[start SUPPLIED DATA]

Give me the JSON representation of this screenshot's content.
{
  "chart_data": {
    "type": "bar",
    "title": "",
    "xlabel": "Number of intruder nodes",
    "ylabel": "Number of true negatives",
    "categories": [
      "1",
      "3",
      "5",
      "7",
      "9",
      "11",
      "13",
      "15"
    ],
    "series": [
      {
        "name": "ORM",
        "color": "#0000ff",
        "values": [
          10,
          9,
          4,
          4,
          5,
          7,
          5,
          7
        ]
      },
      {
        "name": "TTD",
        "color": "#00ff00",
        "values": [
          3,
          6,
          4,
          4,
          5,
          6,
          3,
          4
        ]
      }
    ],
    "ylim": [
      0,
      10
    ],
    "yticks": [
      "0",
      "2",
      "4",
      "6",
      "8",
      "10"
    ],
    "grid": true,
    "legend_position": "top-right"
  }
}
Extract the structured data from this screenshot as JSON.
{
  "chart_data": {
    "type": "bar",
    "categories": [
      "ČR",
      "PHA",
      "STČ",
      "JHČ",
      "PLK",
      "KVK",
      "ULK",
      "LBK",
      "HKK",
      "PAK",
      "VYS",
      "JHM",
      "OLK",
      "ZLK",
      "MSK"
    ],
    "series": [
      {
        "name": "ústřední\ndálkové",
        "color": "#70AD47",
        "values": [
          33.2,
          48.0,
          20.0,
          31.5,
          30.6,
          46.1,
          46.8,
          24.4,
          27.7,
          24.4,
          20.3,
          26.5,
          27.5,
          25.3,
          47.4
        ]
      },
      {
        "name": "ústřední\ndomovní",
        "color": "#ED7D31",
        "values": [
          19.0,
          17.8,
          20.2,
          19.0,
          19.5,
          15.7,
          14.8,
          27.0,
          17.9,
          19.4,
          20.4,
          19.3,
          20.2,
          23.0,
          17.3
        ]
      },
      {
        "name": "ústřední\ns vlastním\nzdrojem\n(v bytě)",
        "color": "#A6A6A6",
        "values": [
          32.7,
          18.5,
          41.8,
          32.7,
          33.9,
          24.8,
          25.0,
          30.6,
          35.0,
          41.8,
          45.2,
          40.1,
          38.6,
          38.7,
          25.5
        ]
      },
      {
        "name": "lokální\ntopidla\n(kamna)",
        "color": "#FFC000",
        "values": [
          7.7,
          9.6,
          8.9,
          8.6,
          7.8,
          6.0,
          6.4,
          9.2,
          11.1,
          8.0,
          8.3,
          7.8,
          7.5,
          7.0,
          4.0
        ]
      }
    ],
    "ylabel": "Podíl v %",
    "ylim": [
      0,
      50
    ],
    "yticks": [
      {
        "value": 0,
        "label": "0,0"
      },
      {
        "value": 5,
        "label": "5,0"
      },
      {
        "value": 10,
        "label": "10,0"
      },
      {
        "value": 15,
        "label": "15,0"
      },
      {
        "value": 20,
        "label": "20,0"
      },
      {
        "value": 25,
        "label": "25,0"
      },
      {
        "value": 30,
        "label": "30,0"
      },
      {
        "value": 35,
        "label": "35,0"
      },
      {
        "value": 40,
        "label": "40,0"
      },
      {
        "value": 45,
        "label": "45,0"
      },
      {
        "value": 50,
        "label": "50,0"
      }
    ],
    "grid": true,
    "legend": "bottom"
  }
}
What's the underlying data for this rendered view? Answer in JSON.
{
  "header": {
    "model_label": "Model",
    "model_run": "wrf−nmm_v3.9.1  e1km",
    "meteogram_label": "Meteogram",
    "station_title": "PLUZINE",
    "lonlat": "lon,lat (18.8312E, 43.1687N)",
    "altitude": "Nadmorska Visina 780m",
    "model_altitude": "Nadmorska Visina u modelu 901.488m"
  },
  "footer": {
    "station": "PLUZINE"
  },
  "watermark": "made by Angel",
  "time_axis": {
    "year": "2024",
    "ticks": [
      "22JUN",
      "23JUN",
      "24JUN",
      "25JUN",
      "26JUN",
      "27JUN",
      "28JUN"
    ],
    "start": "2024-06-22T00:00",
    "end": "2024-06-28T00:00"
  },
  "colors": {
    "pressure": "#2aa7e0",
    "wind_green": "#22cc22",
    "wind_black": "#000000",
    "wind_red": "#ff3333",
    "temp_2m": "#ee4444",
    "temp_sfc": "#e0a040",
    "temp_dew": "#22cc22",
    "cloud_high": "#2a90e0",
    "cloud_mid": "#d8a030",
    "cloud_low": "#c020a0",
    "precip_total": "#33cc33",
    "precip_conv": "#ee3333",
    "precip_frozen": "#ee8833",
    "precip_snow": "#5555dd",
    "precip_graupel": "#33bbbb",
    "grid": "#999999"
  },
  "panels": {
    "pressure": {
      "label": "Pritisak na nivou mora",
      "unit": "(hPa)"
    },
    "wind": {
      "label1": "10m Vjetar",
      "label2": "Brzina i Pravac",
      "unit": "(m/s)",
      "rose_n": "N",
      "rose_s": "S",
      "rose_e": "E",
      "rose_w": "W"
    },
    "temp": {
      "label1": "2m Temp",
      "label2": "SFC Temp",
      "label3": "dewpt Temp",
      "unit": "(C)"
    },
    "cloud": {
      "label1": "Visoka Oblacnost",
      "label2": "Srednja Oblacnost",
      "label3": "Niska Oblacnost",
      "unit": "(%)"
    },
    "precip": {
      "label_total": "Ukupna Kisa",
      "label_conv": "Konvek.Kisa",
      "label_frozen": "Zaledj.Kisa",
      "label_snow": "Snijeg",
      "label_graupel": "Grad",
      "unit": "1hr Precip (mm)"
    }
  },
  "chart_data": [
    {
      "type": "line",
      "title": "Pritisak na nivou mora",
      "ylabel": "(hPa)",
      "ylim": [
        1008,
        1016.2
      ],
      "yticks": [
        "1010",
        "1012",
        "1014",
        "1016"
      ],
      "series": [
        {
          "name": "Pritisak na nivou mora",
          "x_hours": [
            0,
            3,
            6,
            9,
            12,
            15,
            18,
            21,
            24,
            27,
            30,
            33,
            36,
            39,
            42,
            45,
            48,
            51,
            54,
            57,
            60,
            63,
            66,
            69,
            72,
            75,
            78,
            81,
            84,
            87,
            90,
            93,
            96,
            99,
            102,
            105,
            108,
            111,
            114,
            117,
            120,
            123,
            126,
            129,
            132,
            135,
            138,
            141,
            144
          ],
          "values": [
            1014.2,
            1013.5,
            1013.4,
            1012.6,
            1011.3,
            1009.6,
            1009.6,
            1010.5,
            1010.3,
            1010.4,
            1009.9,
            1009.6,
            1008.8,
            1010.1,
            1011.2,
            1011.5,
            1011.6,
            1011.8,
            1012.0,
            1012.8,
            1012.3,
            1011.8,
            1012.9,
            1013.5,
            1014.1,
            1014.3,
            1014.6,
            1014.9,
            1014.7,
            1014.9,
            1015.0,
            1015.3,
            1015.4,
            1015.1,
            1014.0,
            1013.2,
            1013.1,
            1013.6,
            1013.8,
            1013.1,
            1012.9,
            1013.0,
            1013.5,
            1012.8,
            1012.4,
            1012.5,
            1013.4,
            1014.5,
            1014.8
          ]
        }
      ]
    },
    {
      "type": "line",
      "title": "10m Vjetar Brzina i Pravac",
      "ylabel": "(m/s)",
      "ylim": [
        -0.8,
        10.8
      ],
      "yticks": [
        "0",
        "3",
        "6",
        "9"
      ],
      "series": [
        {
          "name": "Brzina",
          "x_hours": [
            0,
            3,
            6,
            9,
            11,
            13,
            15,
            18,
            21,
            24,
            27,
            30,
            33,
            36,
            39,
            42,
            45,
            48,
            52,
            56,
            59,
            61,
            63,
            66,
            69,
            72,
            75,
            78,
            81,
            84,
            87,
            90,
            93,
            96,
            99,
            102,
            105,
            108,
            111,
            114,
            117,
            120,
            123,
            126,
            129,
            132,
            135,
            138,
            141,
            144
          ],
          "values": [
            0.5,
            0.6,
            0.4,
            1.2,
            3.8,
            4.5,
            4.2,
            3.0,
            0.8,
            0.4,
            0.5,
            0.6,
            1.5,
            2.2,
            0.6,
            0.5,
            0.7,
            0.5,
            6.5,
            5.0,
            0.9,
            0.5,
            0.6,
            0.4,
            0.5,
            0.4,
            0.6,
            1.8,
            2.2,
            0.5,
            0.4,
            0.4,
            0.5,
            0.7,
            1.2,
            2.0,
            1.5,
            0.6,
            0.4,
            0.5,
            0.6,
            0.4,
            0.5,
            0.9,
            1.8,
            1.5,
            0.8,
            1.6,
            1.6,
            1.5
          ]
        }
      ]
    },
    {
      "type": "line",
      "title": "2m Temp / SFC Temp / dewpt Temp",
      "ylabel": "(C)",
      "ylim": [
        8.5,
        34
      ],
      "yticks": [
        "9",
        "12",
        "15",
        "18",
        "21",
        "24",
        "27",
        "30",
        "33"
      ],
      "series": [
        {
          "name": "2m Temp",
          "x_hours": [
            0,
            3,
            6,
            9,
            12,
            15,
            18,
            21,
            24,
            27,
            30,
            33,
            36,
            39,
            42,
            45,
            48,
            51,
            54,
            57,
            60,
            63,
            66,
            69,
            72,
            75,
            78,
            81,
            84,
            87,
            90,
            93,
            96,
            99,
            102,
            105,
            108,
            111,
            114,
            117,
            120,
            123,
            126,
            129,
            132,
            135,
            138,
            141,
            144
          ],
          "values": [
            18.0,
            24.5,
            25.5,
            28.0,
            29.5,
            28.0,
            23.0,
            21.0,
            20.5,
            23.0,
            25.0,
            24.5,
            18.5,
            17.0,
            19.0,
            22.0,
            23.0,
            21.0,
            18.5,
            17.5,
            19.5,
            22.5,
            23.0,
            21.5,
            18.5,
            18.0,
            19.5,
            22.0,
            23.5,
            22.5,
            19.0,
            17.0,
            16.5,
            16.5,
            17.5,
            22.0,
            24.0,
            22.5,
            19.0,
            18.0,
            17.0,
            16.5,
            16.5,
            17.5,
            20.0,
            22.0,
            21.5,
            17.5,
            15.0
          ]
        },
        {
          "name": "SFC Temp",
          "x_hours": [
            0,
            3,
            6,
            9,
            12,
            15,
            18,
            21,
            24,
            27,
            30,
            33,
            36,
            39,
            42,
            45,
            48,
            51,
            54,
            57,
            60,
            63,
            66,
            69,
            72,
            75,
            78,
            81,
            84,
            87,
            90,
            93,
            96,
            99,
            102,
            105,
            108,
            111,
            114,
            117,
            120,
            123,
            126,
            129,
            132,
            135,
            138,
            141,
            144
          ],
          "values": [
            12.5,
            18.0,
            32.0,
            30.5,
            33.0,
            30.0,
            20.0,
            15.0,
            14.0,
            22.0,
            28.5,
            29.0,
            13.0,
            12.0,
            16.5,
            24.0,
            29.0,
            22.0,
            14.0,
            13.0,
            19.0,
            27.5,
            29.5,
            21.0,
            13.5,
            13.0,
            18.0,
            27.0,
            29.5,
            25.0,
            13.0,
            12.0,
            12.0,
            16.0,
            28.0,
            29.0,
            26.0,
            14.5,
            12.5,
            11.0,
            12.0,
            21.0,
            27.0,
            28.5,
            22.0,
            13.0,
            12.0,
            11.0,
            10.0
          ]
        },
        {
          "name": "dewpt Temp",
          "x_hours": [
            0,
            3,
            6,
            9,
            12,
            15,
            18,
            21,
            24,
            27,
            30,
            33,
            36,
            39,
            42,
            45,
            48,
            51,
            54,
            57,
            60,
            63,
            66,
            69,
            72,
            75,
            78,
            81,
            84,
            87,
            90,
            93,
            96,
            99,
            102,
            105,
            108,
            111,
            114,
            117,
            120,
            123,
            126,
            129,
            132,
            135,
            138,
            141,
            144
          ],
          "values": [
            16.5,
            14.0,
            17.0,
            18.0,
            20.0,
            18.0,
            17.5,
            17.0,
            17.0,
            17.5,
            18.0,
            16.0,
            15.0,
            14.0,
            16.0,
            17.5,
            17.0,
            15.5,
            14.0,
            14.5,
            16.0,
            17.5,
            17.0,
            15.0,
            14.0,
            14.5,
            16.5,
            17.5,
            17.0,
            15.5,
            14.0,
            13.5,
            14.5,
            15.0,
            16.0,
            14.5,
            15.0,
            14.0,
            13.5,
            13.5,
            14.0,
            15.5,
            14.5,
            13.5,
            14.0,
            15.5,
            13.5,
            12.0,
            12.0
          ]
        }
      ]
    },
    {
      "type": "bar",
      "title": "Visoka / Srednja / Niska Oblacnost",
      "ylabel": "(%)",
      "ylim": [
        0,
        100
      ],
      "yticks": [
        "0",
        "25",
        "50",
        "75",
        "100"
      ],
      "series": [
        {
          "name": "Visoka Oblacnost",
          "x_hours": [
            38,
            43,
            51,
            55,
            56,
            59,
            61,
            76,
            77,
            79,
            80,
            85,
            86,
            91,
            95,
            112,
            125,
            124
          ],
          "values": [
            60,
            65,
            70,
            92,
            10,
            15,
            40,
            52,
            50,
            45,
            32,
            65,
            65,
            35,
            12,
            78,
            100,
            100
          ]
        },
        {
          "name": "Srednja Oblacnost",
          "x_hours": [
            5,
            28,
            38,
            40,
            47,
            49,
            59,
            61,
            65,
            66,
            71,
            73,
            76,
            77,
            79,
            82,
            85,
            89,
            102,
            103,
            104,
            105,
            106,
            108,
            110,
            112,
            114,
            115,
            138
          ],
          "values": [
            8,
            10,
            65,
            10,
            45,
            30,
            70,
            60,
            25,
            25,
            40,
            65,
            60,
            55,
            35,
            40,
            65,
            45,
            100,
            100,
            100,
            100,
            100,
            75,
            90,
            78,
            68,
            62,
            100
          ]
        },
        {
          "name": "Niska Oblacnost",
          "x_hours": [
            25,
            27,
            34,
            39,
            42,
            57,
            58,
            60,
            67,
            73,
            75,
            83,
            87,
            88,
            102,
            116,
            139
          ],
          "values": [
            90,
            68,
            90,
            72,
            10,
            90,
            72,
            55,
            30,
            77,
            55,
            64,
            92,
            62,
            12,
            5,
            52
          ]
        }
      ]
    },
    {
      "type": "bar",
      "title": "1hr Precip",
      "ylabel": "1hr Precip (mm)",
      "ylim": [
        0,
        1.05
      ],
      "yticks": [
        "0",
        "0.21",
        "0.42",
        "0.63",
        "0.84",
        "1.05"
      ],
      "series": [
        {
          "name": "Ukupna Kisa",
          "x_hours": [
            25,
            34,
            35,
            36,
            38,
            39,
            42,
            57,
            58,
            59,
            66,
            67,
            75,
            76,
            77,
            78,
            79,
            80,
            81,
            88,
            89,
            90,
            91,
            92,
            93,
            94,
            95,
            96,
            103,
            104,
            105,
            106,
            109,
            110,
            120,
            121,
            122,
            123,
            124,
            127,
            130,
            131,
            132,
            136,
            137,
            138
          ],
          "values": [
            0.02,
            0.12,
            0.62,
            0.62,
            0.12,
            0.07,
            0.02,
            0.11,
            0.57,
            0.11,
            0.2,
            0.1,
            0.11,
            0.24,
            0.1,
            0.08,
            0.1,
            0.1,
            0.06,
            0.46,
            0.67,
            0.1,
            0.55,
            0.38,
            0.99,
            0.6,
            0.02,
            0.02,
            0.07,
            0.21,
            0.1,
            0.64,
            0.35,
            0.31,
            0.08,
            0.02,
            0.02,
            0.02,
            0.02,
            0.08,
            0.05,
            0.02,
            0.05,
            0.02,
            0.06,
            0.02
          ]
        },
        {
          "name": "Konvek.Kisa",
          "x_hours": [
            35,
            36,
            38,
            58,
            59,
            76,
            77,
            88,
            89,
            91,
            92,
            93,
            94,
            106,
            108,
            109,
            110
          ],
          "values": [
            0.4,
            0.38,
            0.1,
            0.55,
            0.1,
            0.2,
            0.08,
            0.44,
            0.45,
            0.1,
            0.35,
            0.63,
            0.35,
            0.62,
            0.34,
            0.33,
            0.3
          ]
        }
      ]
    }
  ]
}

[end SUPPLIED DATA]

## GIVEN EXERCISE
From the listing above, collect every line that mentions the word "unit".

## RESPONSE TO THE TASK
      "unit": "(hPa)"
      "unit": "(m/s)",
      "unit": "(C)"
      "unit": "(%)"
      "unit": "1hr Precip (mm)"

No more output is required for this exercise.